[RECORDS FOR THIS EXERCISE start]

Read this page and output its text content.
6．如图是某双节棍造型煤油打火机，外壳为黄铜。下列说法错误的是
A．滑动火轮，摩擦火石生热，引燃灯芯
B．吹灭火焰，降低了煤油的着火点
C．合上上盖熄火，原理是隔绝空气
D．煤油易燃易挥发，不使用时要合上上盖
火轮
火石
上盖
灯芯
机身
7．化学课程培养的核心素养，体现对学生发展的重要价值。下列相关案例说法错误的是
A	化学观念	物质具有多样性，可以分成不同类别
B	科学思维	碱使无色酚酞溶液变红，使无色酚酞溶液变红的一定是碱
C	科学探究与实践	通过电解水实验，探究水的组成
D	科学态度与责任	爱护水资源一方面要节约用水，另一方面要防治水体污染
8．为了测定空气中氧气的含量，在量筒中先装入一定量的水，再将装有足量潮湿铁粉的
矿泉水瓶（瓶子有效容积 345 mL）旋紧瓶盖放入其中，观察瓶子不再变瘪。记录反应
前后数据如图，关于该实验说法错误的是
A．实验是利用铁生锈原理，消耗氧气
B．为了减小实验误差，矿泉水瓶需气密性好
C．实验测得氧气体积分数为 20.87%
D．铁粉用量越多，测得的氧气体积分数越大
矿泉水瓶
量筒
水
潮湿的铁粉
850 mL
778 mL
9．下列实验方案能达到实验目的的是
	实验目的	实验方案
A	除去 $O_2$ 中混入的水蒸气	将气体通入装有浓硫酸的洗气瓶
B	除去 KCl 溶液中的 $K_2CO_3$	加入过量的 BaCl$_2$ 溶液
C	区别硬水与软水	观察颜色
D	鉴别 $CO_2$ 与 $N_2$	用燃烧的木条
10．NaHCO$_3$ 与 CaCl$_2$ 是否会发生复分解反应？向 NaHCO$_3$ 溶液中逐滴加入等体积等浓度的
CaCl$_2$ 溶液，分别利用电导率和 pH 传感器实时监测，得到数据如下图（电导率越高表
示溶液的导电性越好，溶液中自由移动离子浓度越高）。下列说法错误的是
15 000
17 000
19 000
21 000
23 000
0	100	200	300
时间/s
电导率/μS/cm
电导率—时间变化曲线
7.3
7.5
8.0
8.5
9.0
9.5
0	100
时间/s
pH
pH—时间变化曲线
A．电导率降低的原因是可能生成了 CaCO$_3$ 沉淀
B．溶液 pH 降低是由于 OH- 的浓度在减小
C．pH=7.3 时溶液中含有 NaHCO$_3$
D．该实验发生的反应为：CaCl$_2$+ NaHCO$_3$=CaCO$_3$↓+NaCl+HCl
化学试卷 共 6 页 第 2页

[RECORDS FOR THIS EXERCISE end]

- SHORT PROBLEM
Transcribe the material exactly as it reads.

- THE RESULT
Read this page and output its text content.
6．如图是某双节棍造型煤油打火机，外壳为黄铜。下列说法错误的是
A．滑动火轮，摩擦火石生热，引燃灯芯
B．吹灭火焰，降低了煤油的着火点
C．合上上盖熄火，原理是隔绝空气
D．煤油易燃易挥发，不使用时要合上上盖
火轮
火石
上盖
灯芯
机身
7．化学课程培养的核心素养，体现对学生发展的重要价值。下列相关案例说法错误的是
A	化学观念	物质具有多样性，可以分成不同类别
B	科学思维	碱使无色酚酞溶液变红，使无色酚酞溶液变红的一定是碱
C	科学探究与实践	通过电解水实验，探究水的组成
D	科学态度与责任	爱护水资源一方面要节约用水，另一方面要防治水体污染
8．为了测定空气中氧气的含量，在量筒中先装入一定量的水，再将装有足量潮湿铁粉的
矿泉水瓶（瓶子有效容积 345 mL）旋紧瓶盖放入其中，观察瓶子不再变瘪。记录反应
前后数据如图，关于该实验说法错误的是
A．实验是利用铁生锈原理，消耗氧气
B．为了减小实验误差，矿泉水瓶需气密性好
C．实验测得氧气体积分数为 20.87%
D．铁粉用量越多，测得的氧气体积分数越大
矿泉水瓶
量筒
水
潮湿的铁粉
850 mL
778 mL
9．下列实验方案能达到实验目的的是
	实验目的	实验方案
A	除去 $O_2$ 中混入的水蒸气	将气体通入装有浓硫酸的洗气瓶
B	除去 KCl 溶液中的 $K_2CO_3$	加入过量的 BaCl$_2$ 溶液
C	区别硬水与软水	观察颜色
D	鉴别 $CO_2$ 与 $N_2$	用燃烧的木条
10．NaHCO$_3$ 与 CaCl$_2$ 是否会发生复分解反应？向 NaHCO$_3$ 溶液中逐滴加入等体积等浓度的
CaCl$_2$ 溶液，分别利用电导率和 pH 传感器实时监测，得到数据如下图（电导率越高表
示溶液的导电性越好，溶液中自由移动离子浓度越高）。下列说法错误的是
15 000
17 000
19 000
21 000
23 000
0	100	200	300
时间/s
电导率/μS/cm
电导率—时间变化曲线
7.3
7.5
8.0
8.5
9.0
9.5
0	100
时间/s
pH
pH—时间变化曲线
A．电导率降低的原因是可能生成了 CaCO$_3$ 沉淀
B．溶液 pH 降低是由于 OH- 的浓度在减小
C．pH=7.3 时溶液中含有 NaHCO$_3$
D．该实验发生的反应为：CaCl$_2$+ NaHCO$_3$=CaCO$_3$↓+NaCl+HCl
化学试卷 共 6 页 第 2页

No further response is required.